## [MATERIAL FOR THIS EXERCISE]
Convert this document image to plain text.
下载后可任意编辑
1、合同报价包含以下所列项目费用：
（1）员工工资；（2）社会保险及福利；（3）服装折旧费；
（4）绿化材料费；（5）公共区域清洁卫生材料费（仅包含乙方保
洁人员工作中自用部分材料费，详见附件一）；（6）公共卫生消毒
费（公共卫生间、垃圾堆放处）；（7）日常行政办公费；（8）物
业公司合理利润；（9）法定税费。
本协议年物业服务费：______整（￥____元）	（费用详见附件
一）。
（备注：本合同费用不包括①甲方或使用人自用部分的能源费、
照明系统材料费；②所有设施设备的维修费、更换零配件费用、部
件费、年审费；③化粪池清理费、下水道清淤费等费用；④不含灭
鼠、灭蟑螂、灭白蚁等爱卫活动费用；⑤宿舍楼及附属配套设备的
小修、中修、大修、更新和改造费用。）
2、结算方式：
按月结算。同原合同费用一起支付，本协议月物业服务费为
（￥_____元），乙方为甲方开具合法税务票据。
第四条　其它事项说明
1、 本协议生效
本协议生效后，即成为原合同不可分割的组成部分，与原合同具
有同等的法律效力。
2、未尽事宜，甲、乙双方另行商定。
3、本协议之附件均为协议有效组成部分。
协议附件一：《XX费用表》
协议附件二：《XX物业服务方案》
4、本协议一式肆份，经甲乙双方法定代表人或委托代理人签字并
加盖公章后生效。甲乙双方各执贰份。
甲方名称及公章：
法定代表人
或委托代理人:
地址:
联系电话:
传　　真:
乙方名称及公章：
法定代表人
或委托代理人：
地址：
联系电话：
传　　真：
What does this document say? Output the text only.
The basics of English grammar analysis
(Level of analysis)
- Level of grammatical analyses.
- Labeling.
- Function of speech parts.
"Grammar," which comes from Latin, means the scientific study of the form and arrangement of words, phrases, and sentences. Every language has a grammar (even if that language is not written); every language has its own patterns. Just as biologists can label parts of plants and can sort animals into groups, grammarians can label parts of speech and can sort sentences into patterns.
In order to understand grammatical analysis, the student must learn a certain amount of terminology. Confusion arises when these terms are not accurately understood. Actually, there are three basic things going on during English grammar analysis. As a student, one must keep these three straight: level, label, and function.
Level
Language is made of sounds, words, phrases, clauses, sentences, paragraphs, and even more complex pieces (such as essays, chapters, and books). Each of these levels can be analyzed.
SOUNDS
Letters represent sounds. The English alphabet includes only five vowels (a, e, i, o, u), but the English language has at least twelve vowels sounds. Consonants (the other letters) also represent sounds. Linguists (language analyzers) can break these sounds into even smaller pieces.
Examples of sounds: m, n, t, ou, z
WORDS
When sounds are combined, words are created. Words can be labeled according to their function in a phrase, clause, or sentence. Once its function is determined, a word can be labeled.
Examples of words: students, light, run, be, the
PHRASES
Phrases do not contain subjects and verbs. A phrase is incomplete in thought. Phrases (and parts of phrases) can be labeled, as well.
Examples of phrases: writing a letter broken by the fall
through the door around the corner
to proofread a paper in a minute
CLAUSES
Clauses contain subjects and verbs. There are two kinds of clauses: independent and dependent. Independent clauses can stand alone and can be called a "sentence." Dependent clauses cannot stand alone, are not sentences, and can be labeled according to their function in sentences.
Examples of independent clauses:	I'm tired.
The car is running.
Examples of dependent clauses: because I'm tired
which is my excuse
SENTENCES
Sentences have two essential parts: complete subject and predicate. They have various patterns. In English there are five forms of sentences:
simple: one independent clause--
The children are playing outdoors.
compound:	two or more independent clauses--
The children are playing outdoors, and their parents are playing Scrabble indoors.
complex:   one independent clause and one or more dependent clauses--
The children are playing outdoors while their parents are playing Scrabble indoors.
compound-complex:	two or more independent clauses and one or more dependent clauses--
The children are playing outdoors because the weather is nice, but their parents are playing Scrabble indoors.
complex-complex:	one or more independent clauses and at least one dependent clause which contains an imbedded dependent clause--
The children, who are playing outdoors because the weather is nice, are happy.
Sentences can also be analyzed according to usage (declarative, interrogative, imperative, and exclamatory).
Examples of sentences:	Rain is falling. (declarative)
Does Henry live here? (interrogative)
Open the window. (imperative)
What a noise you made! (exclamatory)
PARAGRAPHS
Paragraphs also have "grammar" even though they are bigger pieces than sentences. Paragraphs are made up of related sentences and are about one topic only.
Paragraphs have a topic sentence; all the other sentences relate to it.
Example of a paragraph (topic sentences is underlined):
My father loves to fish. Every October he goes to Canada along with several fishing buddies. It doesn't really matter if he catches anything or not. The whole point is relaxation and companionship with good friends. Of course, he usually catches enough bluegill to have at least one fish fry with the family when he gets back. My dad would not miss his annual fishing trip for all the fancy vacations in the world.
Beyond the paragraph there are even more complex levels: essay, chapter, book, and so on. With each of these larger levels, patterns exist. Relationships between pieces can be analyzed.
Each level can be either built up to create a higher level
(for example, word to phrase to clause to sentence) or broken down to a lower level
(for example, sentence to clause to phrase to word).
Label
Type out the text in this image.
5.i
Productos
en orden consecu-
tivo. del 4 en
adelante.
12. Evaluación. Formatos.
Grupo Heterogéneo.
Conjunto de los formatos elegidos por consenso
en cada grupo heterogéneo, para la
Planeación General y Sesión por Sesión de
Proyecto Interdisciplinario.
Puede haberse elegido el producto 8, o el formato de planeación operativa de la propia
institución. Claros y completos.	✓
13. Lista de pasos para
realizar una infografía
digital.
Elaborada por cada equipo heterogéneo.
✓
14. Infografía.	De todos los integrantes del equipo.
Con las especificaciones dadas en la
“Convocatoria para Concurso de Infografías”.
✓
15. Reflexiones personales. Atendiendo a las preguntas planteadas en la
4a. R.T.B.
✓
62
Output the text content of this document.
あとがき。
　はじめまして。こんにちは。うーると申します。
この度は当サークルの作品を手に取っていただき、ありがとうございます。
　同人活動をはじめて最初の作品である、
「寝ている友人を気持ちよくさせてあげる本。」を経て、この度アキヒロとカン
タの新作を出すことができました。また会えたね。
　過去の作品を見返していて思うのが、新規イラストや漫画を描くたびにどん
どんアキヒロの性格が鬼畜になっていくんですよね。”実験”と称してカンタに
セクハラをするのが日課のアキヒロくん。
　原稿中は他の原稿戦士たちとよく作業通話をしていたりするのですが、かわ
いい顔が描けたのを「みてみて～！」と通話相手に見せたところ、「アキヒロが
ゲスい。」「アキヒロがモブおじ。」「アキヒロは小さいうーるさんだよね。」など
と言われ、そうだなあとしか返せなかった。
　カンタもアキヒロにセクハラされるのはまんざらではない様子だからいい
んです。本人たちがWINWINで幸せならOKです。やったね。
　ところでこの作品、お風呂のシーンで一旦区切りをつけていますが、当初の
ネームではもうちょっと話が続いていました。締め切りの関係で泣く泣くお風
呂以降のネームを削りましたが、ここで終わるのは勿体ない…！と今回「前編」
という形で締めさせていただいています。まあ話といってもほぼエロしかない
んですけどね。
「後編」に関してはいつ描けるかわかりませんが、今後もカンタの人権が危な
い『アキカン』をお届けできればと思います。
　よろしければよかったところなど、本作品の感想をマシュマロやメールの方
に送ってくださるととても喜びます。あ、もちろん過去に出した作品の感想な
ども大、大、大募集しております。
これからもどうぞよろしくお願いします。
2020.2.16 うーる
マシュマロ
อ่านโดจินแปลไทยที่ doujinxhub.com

## [WRITTEN PROBLEM]
Repeat each record in full; every line must match exactly.

## [EXERCISE RESULT]
Convert this document image to plain text.
下载后可任意编辑
1、合同报价包含以下所列项目费用：
（1）员工工资；（2）社会保险及福利；（3）服装折旧费；
（4）绿化材料费；（5）公共区域清洁卫生材料费（仅包含乙方保
洁人员工作中自用部分材料费，详见附件一）；（6）公共卫生消毒
费（公共卫生间、垃圾堆放处）；（7）日常行政办公费；（8）物
业公司合理利润；（9）法定税费。
本协议年物业服务费：______整（￥____元）	（费用详见附件
一）。
（备注：本合同费用不包括①甲方或使用人自用部分的能源费、
照明系统材料费；②所有设施设备的维修费、更换零配件费用、部
件费、年审费；③化粪池清理费、下水道清淤费等费用；④不含灭
鼠、灭蟑螂、灭白蚁等爱卫活动费用；⑤宿舍楼及附属配套设备的
小修、中修、大修、更新和改造费用。）
2、结算方式：
按月结算。同原合同费用一起支付，本协议月物业服务费为
（￥_____元），乙方为甲方开具合法税务票据。
第四条　其它事项说明
1、 本协议生效
本协议生效后，即成为原合同不可分割的组成部分，与原合同具
有同等的法律效力。
2、未尽事宜，甲、乙双方另行商定。
3、本协议之附件均为协议有效组成部分。
协议附件一：《XX费用表》
协议附件二：《XX物业服务方案》
4、本协议一式肆份，经甲乙双方法定代表人或委托代理人签字并
加盖公章后生效。甲乙双方各执贰份。
甲方名称及公章：
法定代表人
或委托代理人:
地址:
联系电话:
传　　真:
乙方名称及公章：
法定代表人
或委托代理人：
地址：
联系电话：
传　　真：
What does this document say? Output the text only.
The basics of English grammar analysis
(Level of analysis)
- Level of grammatical analyses.
- Labeling.
- Function of speech parts.
"Grammar," which comes from Latin, means the scientific study of the form and arrangement of words, phrases, and sentences. Every language has a grammar (even if that language is not written); every language has its own patterns. Just as biologists can label parts of plants and can sort animals into groups, grammarians can label parts of speech and can sort sentences into patterns.
In order to understand grammatical analysis, the student must learn a certain amount of terminology. Confusion arises when these terms are not accurately understood. Actually, there are three basic things going on during English grammar analysis. As a student, one must keep these three straight: level, label, and function.
Level
Language is made of sounds, words, phrases, clauses, sentences, paragraphs, and even more complex pieces (such as essays, chapters, and books). Each of these levels can be analyzed.
SOUNDS
Letters represent sounds. The English alphabet includes only five vowels (a, e, i, o, u), but the English language has at least twelve vowels sounds. Consonants (the other letters) also represent sounds. Linguists (language analyzers) can break these sounds into even smaller pieces.
Examples of sounds: m, n, t, ou, z
WORDS
When sounds are combined, words are created. Words can be labeled according to their function in a phrase, clause, or sentence. Once its function is determined, a word can be labeled.
Examples of words: students, light, run, be, the
PHRASES
Phrases do not contain subjects and verbs. A phrase is incomplete in thought. Phrases (and parts of phrases) can be labeled, as well.
Examples of phrases: writing a letter broken by the fall
through the door around the corner
to proofread a paper in a minute
CLAUSES
Clauses contain subjects and verbs. There are two kinds of clauses: independent and dependent. Independent clauses can stand alone and can be called a "sentence." Dependent clauses cannot stand alone, are not sentences, and can be labeled according to their function in sentences.
Examples of independent clauses:	I'm tired.
The car is running.
Examples of dependent clauses: because I'm tired
which is my excuse
SENTENCES
Sentences have two essential parts: complete subject and predicate. They have various patterns. In English there are five forms of sentences:
simple: one independent clause--
The children are playing outdoors.
compound:	two or more independent clauses--
The children are playing outdoors, and their parents are playing Scrabble indoors.
complex:   one independent clause and one or more dependent clauses--
The children are playing outdoors while their parents are playing Scrabble indoors.
compound-complex:	two or more independent clauses and one or more dependent clauses--
The children are playing outdoors because the weather is nice, but their parents are playing Scrabble indoors.
complex-complex:	one or more independent clauses and at least one dependent clause which contains an imbedded dependent clause--
The children, who are playing outdoors because the weather is nice, are happy.
Sentences can also be analyzed according to usage (declarative, interrogative, imperative, and exclamatory).
Examples of sentences:	Rain is falling. (declarative)
Does Henry live here? (interrogative)
Open the window. (imperative)
What a noise you made! (exclamatory)
PARAGRAPHS
Paragraphs also have "grammar" even though they are bigger pieces than sentences. Paragraphs are made up of related sentences and are about one topic only.
Paragraphs have a topic sentence; all the other sentences relate to it.
Example of a paragraph (topic sentences is underlined):
My father loves to fish. Every October he goes to Canada along with several fishing buddies. It doesn't really matter if he catches anything or not. The whole point is relaxation and companionship with good friends. Of course, he usually catches enough bluegill to have at least one fish fry with the family when he gets back. My dad would not miss his annual fishing trip for all the fancy vacations in the world.
Beyond the paragraph there are even more complex levels: essay, chapter, book, and so on. With each of these larger levels, patterns exist. Relationships between pieces can be analyzed.
Each level can be either built up to create a higher level
(for example, word to phrase to clause to sentence) or broken down to a lower level
(for example, sentence to clause to phrase to word).
Label
Type out the text in this image.
5.i
Productos
en orden consecu-
tivo. del 4 en
adelante.
12. Evaluación. Formatos.
Grupo Heterogéneo.
Conjunto de los formatos elegidos por consenso
en cada grupo heterogéneo, para la
Planeación General y Sesión por Sesión de
Proyecto Interdisciplinario.
Puede haberse elegido el producto 8, o el formato de planeación operativa de la propia
institución. Claros y completos.	✓
13. Lista de pasos para
realizar una infografía
digital.
Elaborada por cada equipo heterogéneo.
✓
14. Infografía.	De todos los integrantes del equipo.
Con las especificaciones dadas en la
“Convocatoria para Concurso de Infografías”.
✓
15. Reflexiones personales. Atendiendo a las preguntas planteadas en la
4a. R.T.B.
✓
62
Output the text content of this document.
あとがき。
　はじめまして。こんにちは。うーると申します。
この度は当サークルの作品を手に取っていただき、ありがとうございます。
　同人活動をはじめて最初の作品である、
「寝ている友人を気持ちよくさせてあげる本。」を経て、この度アキヒロとカン
タの新作を出すことができました。また会えたね。
　過去の作品を見返していて思うのが、新規イラストや漫画を描くたびにどん
どんアキヒロの性格が鬼畜になっていくんですよね。”実験”と称してカンタに
セクハラをするのが日課のアキヒロくん。
　原稿中は他の原稿戦士たちとよく作業通話をしていたりするのですが、かわ
いい顔が描けたのを「みてみて～！」と通話相手に見せたところ、「アキヒロが
ゲスい。」「アキヒロがモブおじ。」「アキヒロは小さいうーるさんだよね。」など
と言われ、そうだなあとしか返せなかった。
　カンタもアキヒロにセクハラされるのはまんざらではない様子だからいい
んです。本人たちがWINWINで幸せならOKです。やったね。
　ところでこの作品、お風呂のシーンで一旦区切りをつけていますが、当初の
ネームではもうちょっと話が続いていました。締め切りの関係で泣く泣くお風
呂以降のネームを削りましたが、ここで終わるのは勿体ない…！と今回「前編」
という形で締めさせていただいています。まあ話といってもほぼエロしかない
んですけどね。
「後編」に関してはいつ描けるかわかりませんが、今後もカンタの人権が危な
い『アキカン』をお届けできればと思います。
　よろしければよかったところなど、本作品の感想をマシュマロやメールの方
に送ってくださるととても喜びます。あ、もちろん過去に出した作品の感想な
ども大、大、大募集しております。
これからもどうぞよろしくお願いします。
2020.2.16 うーる
マシュマロ
อ่านโดจินแปลไทยที่ doujinxhub.com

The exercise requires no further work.